[Stored data]
• • •

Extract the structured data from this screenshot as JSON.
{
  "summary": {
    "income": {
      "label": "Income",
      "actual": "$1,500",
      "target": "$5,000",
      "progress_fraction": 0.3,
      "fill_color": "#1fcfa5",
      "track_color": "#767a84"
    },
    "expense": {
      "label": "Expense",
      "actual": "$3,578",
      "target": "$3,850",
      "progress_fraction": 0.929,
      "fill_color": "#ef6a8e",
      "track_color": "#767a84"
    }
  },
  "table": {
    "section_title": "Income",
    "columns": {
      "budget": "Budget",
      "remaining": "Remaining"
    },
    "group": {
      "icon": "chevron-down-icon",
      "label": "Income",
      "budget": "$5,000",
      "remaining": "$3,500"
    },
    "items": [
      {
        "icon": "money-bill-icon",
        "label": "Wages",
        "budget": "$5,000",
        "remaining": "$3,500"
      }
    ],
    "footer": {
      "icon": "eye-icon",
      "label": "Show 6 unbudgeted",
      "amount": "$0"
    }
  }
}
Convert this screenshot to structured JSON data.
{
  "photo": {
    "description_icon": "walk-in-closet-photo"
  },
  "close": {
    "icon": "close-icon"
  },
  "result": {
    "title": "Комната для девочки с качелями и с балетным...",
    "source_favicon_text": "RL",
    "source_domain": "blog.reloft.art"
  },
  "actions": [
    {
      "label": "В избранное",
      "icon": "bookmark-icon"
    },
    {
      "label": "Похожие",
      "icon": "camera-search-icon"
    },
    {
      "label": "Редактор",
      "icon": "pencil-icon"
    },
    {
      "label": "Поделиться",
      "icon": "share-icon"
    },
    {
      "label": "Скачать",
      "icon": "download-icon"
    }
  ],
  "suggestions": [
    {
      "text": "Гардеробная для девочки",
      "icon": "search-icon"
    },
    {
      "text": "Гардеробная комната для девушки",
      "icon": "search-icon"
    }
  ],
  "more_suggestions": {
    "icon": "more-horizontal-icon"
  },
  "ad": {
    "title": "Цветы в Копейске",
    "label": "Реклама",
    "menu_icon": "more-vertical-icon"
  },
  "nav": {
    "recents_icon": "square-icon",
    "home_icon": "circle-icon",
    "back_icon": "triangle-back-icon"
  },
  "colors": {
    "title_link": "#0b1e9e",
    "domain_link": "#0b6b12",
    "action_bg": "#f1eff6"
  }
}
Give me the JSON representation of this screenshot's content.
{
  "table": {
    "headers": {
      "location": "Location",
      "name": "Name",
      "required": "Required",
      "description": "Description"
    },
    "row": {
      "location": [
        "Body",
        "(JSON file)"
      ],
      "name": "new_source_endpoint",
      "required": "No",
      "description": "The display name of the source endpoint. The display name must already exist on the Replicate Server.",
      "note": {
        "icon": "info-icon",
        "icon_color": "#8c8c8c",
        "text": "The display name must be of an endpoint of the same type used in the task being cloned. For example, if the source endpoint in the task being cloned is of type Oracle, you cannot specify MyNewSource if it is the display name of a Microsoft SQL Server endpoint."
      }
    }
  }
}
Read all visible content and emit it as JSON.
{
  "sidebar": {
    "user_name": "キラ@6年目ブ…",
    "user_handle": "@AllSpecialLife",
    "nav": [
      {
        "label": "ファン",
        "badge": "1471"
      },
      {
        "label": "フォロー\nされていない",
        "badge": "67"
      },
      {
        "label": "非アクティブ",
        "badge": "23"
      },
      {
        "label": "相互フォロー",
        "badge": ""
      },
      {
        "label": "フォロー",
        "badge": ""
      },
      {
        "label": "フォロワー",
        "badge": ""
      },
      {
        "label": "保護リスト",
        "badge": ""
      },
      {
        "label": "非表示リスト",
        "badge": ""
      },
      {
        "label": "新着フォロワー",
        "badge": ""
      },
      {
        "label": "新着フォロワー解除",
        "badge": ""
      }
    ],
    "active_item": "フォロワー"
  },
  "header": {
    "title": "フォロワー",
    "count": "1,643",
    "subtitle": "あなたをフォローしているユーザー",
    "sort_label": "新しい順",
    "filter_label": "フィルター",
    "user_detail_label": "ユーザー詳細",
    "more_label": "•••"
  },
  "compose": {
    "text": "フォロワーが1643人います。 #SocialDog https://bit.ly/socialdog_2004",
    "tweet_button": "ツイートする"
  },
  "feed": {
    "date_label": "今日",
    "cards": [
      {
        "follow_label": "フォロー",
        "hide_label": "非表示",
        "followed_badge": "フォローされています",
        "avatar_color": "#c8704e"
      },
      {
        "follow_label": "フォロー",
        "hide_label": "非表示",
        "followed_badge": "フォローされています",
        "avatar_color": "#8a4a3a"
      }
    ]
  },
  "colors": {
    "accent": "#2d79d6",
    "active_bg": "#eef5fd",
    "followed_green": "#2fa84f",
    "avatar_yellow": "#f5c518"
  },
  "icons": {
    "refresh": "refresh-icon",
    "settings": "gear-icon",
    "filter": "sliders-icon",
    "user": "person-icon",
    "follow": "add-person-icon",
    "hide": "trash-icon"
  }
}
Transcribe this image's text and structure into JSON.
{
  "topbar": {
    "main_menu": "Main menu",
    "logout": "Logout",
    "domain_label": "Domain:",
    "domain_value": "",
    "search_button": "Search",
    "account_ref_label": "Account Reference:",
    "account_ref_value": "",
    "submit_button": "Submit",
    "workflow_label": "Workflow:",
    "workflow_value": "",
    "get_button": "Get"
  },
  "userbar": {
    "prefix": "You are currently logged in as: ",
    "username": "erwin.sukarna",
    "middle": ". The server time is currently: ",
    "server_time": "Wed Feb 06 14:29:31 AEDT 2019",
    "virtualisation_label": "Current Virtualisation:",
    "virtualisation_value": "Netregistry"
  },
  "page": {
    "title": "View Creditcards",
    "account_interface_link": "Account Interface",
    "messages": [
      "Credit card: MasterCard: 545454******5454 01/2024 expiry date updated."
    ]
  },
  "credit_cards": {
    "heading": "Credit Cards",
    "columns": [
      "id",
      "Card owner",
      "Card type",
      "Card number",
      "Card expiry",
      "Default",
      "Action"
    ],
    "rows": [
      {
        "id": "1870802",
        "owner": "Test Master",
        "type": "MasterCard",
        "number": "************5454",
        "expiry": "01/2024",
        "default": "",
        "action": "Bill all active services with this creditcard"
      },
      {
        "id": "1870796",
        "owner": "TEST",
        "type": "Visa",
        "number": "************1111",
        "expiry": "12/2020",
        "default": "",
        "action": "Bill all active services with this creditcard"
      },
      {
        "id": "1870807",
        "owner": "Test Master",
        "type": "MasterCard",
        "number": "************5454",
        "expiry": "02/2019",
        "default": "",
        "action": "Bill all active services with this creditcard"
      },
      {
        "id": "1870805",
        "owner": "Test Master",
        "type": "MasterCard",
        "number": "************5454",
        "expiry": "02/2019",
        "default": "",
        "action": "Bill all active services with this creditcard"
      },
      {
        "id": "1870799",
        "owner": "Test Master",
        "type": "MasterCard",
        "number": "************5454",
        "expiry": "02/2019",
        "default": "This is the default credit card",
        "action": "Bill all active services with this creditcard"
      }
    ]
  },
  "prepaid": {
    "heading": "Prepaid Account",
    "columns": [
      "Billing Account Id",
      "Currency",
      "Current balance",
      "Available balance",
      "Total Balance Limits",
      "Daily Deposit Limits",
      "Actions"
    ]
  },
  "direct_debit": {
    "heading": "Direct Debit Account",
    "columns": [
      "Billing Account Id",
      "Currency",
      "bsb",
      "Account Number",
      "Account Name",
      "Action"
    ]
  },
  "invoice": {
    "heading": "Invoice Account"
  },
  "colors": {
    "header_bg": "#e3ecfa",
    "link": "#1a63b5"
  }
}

• • •

Using the entries above, return each line that includes the word "Гардеробная".

Solution to this task>
      "text": "Гардеробная для девочки",
      "text": "Гардеробная комната для девушки",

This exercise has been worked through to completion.